— start Records to use —
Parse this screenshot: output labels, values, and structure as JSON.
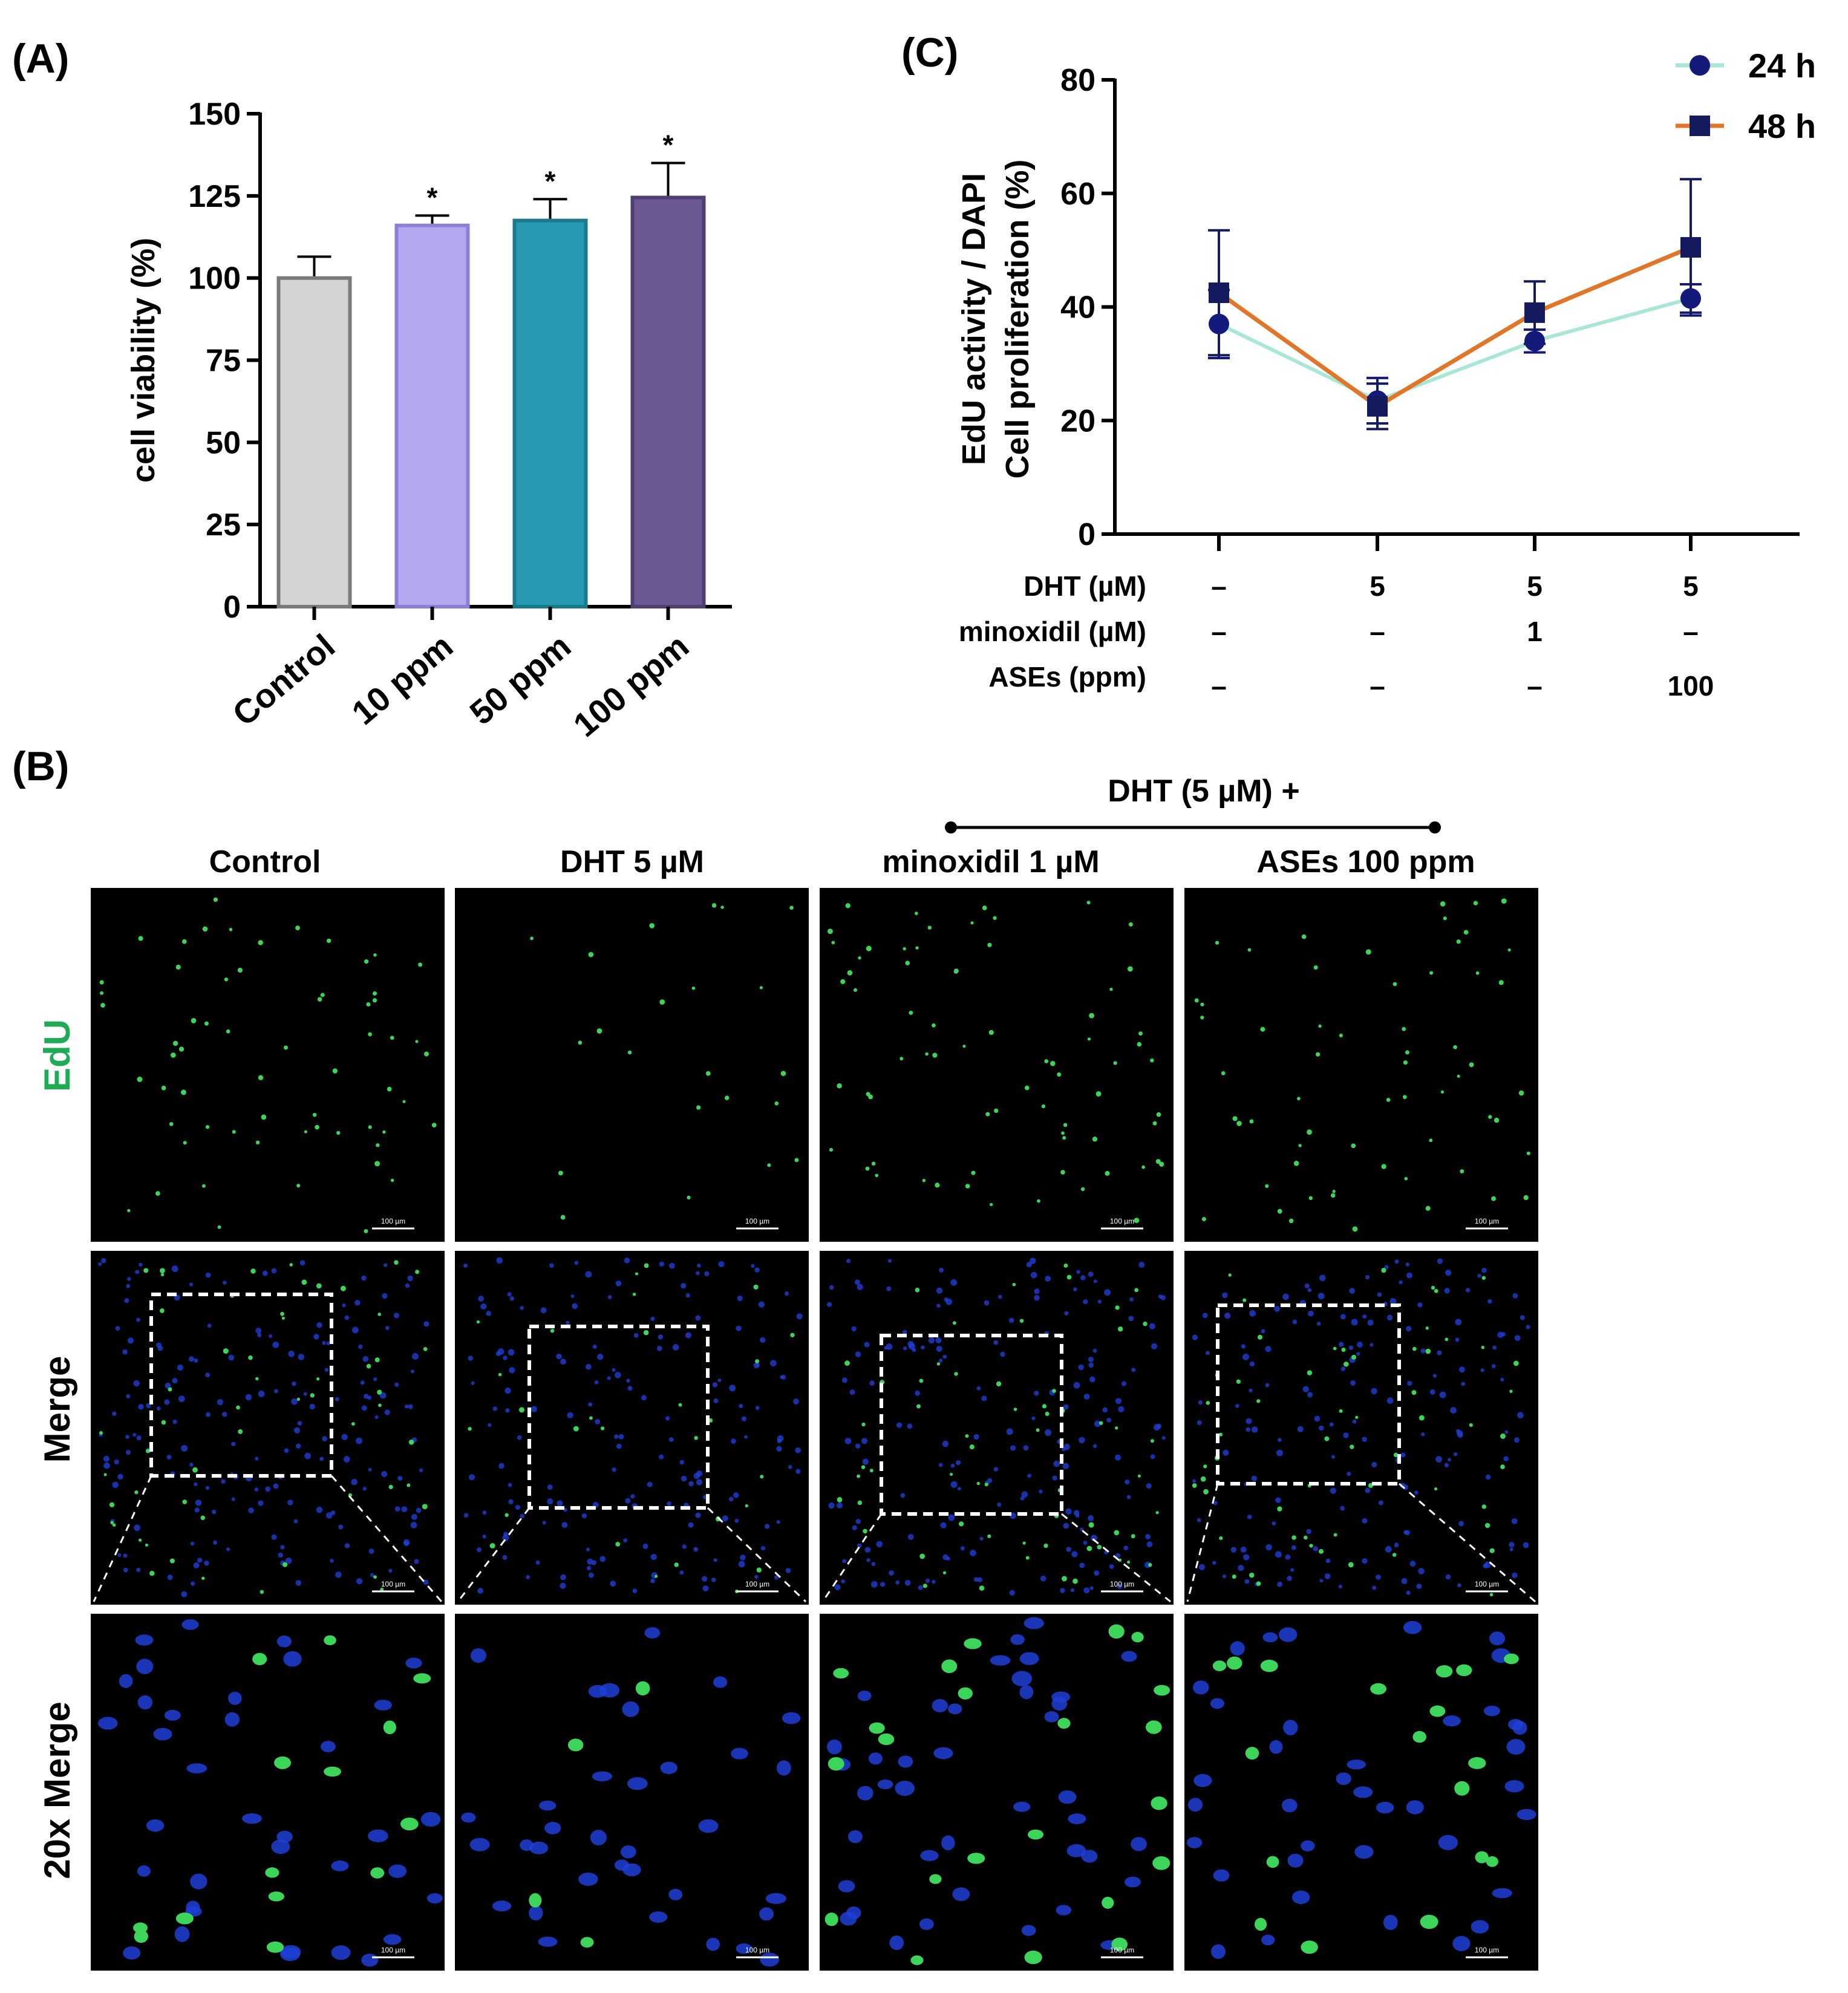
{
  "panels": {
    "a_label": "(A)",
    "b_label": "(B)",
    "c_label": "(C)"
  },
  "chart_data": [
    {
      "id": "A",
      "type": "bar",
      "categories": [
        "Control",
        "10 ppm",
        "50 ppm",
        "100 ppm"
      ],
      "values": [
        100,
        116,
        117.5,
        124.5
      ],
      "errors": [
        6.5,
        3,
        6.5,
        10.5
      ],
      "significance": [
        "",
        "*",
        "*",
        "*"
      ],
      "colors": [
        "#d4d4d4",
        "#b3a7f0",
        "#2799b0",
        "#6c5893"
      ],
      "edge_colors": [
        "#7a7a7a",
        "#8d7fd6",
        "#1c7a8c",
        "#4f3f72"
      ],
      "ylabel": "cell viability (%)",
      "ylim": [
        0,
        150
      ],
      "yticks": [
        0,
        25,
        50,
        75,
        100,
        125,
        150
      ]
    },
    {
      "id": "C",
      "type": "line",
      "x": [
        "1",
        "2",
        "3",
        "4"
      ],
      "series": [
        {
          "name": "24 h",
          "values": [
            37,
            23.5,
            34,
            41.5
          ],
          "errors": [
            6,
            4,
            2,
            2.5
          ],
          "line_color": "#a8e6d6",
          "marker": "circle",
          "marker_color": "#141a7a"
        },
        {
          "name": "48 h",
          "values": [
            42.5,
            22.5,
            39,
            50.5
          ],
          "errors": [
            11,
            4,
            5.5,
            12
          ],
          "line_color": "#e0762a",
          "marker": "square",
          "marker_color": "#141a5e"
        }
      ],
      "ylabel_line1": "EdU activity / DAPI",
      "ylabel_line2": "Cell proliferation (%)",
      "ylim": [
        0,
        80
      ],
      "yticks": [
        0,
        20,
        40,
        60,
        80
      ],
      "treatment_table": {
        "rows": [
          {
            "label": "DHT (µM)",
            "values": [
              "–",
              "5",
              "5",
              "5"
            ]
          },
          {
            "label": "minoxidil (µM)",
            "values": [
              "–",
              "–",
              "1",
              "–"
            ]
          },
          {
            "label": "ASEs (ppm)",
            "values": [
              "–",
              "–",
              "–",
              "100"
            ]
          }
        ]
      }
    }
  ],
  "microscopy": {
    "bracket_label": "DHT (5 µM) +",
    "columns": [
      "Control",
      "DHT 5 µM",
      "minoxidil 1 µM",
      "ASEs 100 ppm"
    ],
    "rows": [
      "EdU",
      "Merge",
      "20x Merge"
    ],
    "scale_bar_label": "100 µm",
    "colors": {
      "edu": "#3dd45a",
      "dapi": "#1f3fd6",
      "row_label_edu": "#1faa55"
    }
  }
}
— end Records to use —
**Instruction:** Transcribe the whole listing exactly. Pictures are excluded.

**Solution:**
Parse this screenshot: output labels, values, and structure as JSON.
{
  "panels": {
    "a_label": "(A)",
    "b_label": "(B)",
    "c_label": "(C)"
  },
  "chart_data": [
    {
      "id": "A",
      "type": "bar",
      "categories": [
        "Control",
        "10 ppm",
        "50 ppm",
        "100 ppm"
      ],
      "values": [
        100,
        116,
        117.5,
        124.5
      ],
      "errors": [
        6.5,
        3,
        6.5,
        10.5
      ],
      "significance": [
        "",
        "*",
        "*",
        "*"
      ],
      "colors": [
        "#d4d4d4",
        "#b3a7f0",
        "#2799b0",
        "#6c5893"
      ],
      "edge_colors": [
        "#7a7a7a",
        "#8d7fd6",
        "#1c7a8c",
        "#4f3f72"
      ],
      "ylabel": "cell viability (%)",
      "ylim": [
        0,
        150
      ],
      "yticks": [
        0,
        25,
        50,
        75,
        100,
        125,
        150
      ]
    },
    {
      "id": "C",
      "type": "line",
      "x": [
        "1",
        "2",
        "3",
        "4"
      ],
      "series": [
        {
          "name": "24 h",
          "values": [
            37,
            23.5,
            34,
            41.5
          ],
          "errors": [
            6,
            4,
            2,
            2.5
          ],
          "line_color": "#a8e6d6",
          "marker": "circle",
          "marker_color": "#141a7a"
        },
        {
          "name": "48 h",
          "values": [
            42.5,
            22.5,
            39,
            50.5
          ],
          "errors": [
            11,
            4,
            5.5,
            12
          ],
          "line_color": "#e0762a",
          "marker": "square",
          "marker_color": "#141a5e"
        }
      ],
      "ylabel_line1": "EdU activity / DAPI",
      "ylabel_line2": "Cell proliferation (%)",
      "ylim": [
        0,
        80
      ],
      "yticks": [
        0,
        20,
        40,
        60,
        80
      ],
      "treatment_table": {
        "rows": [
          {
            "label": "DHT (µM)",
            "values": [
              "–",
              "5",
              "5",
              "5"
            ]
          },
          {
            "label": "minoxidil (µM)",
            "values": [
              "–",
              "–",
              "1",
              "–"
            ]
          },
          {
            "label": "ASEs (ppm)",
            "values": [
              "–",
              "–",
              "–",
              "100"
            ]
          }
        ]
      }
    }
  ],
  "microscopy": {
    "bracket_label": "DHT (5 µM) +",
    "columns": [
      "Control",
      "DHT 5 µM",
      "minoxidil 1 µM",
      "ASEs 100 ppm"
    ],
    "rows": [
      "EdU",
      "Merge",
      "20x Merge"
    ],
    "scale_bar_label": "100 µm",
    "colors": {
      "edu": "#3dd45a",
      "dapi": "#1f3fd6",
      "row_label_edu": "#1faa55"
    }
  }
}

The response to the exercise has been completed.